## Begin
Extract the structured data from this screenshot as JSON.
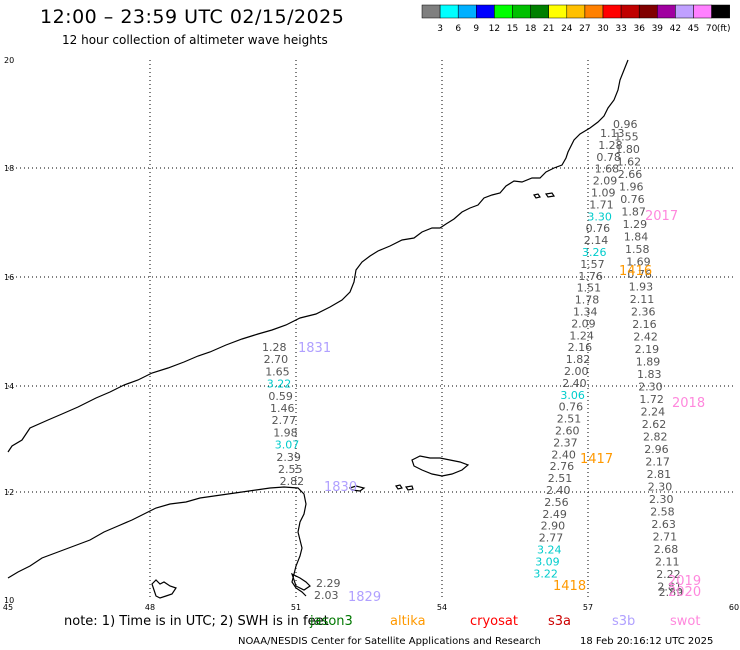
{
  "header": {
    "title": "12:00 – 23:59 UTC 02/15/2025",
    "subtitle": "12 hour collection of altimeter wave heights"
  },
  "colorbar": {
    "unit": "(ft)",
    "colors": [
      "#7f7f7f",
      "#00ffff",
      "#00b0ff",
      "#0000ff",
      "#00ff00",
      "#00c000",
      "#008000",
      "#ffff00",
      "#ffc000",
      "#ff8000",
      "#ff0000",
      "#c00000",
      "#800000",
      "#a000a0",
      "#c0a0ff",
      "#ff80ff",
      "#000000"
    ],
    "labels": [
      "3",
      "6",
      "9",
      "12",
      "15",
      "18",
      "21",
      "24",
      "27",
      "30",
      "33",
      "36",
      "39",
      "42",
      "45",
      "70"
    ]
  },
  "axes": {
    "lon_labels": [
      "45",
      "48",
      "51",
      "54",
      "57",
      "60"
    ],
    "lat_labels": [
      "20",
      "18",
      "16",
      "14",
      "12",
      "10"
    ]
  },
  "passes": [
    {
      "label": "1831",
      "color": "#b0a0ff"
    },
    {
      "label": "1830",
      "color": "#b0a0ff"
    },
    {
      "label": "1829",
      "color": "#b0a0ff"
    },
    {
      "label": "1418",
      "color": "#ff9900"
    },
    {
      "label": "1417",
      "color": "#ff9900"
    },
    {
      "label": "1416",
      "color": "#ff9900"
    },
    {
      "label": "2017",
      "color": "#ff88dd"
    },
    {
      "label": "2018",
      "color": "#ff88dd"
    },
    {
      "label": "2019",
      "color": "#ff88dd"
    },
    {
      "label": "2020",
      "color": "#ff88dd"
    }
  ],
  "tracks": [
    {
      "name": "track-1831",
      "values": [
        "1.28",
        "2.70",
        "1.65",
        "3.22",
        "0.59",
        "1.46",
        "2.77",
        "1.98",
        "3.07",
        "2.39",
        "2.55",
        "2.82"
      ],
      "colors": [
        "g",
        "g",
        "g",
        "c",
        "g",
        "g",
        "g",
        "g",
        "c",
        "g",
        "g",
        "g"
      ]
    },
    {
      "name": "track-1829",
      "values": [
        "2.29",
        "2.03"
      ],
      "colors": [
        "g",
        "g"
      ]
    },
    {
      "name": "track-1416",
      "values": [
        "0.96",
        "1.13",
        "1.55",
        "1.28",
        "1.80",
        "0.78",
        "1.62",
        "1.68",
        "2.66",
        "2.09",
        "1.96",
        "1.09",
        "0.76",
        "1.71",
        "1.87",
        "3.30",
        "1.29",
        "0.76",
        "1.84",
        "2.14",
        "1.58",
        "3.26",
        "1.69",
        "1.57",
        "0.76",
        "1.76",
        "1.93",
        "1.51",
        "2.11",
        "1.78",
        "2.36",
        "1.34",
        "2.16",
        "2.09",
        "2.42",
        "1.24",
        "2.19",
        "2.16",
        "1.89",
        "1.82",
        "1.83",
        "2.00",
        "2.30",
        "2.40",
        "1.72",
        "3.06",
        "2.24",
        "0.76",
        "2.62",
        "2.51",
        "2.82",
        "2.60",
        "2.96",
        "2.37",
        "2.17",
        "2.40",
        "2.81",
        "2.76",
        "2.30",
        "2.51",
        "2.30",
        "2.40",
        "2.58",
        "2.56",
        "2.63",
        "2.49",
        "2.71",
        "2.90",
        "2.68",
        "2.77",
        "2.11",
        "3.24",
        "2.22",
        "3.09",
        "2.81",
        "3.22",
        "2.89"
      ],
      "colors": [
        "g",
        "g",
        "g",
        "g",
        "g",
        "g",
        "g",
        "g",
        "g",
        "g",
        "g",
        "g",
        "g",
        "g",
        "g",
        "c",
        "g",
        "g",
        "g",
        "g",
        "g",
        "c",
        "g",
        "g",
        "g",
        "g",
        "g",
        "g",
        "g",
        "g",
        "g",
        "g",
        "g",
        "g",
        "g",
        "g",
        "g",
        "g",
        "g",
        "g",
        "g",
        "g",
        "g",
        "g",
        "g",
        "c",
        "g",
        "g",
        "g",
        "g",
        "g",
        "g",
        "g",
        "g",
        "g",
        "g",
        "g",
        "g",
        "g",
        "g",
        "g",
        "g",
        "g",
        "g",
        "g",
        "g",
        "g",
        "g",
        "g",
        "g",
        "g",
        "c",
        "g",
        "c",
        "g",
        "c",
        "g"
      ]
    }
  ],
  "legend": {
    "note_prefix": "note:  1) Time is in UTC;  2) SWH is in feet",
    "satellites": [
      {
        "name": "jason3",
        "color": "#007700"
      },
      {
        "name": "altika",
        "color": "#ff9900"
      },
      {
        "name": "cryosat",
        "color": "#ff0000"
      },
      {
        "name": "s3a",
        "color": "#cc0000"
      },
      {
        "name": "s3b",
        "color": "#b0a0ff"
      },
      {
        "name": "swot",
        "color": "#ff88dd"
      }
    ],
    "credit": "NOAA/NESDIS Center for Satellite Applications and Research",
    "timestamp": "18 Feb 20:16:12 UTC 2025"
  }
}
## End
* [Directive]: Count the lines above that contain the word "name", and give only that number.

* [Written response]: 9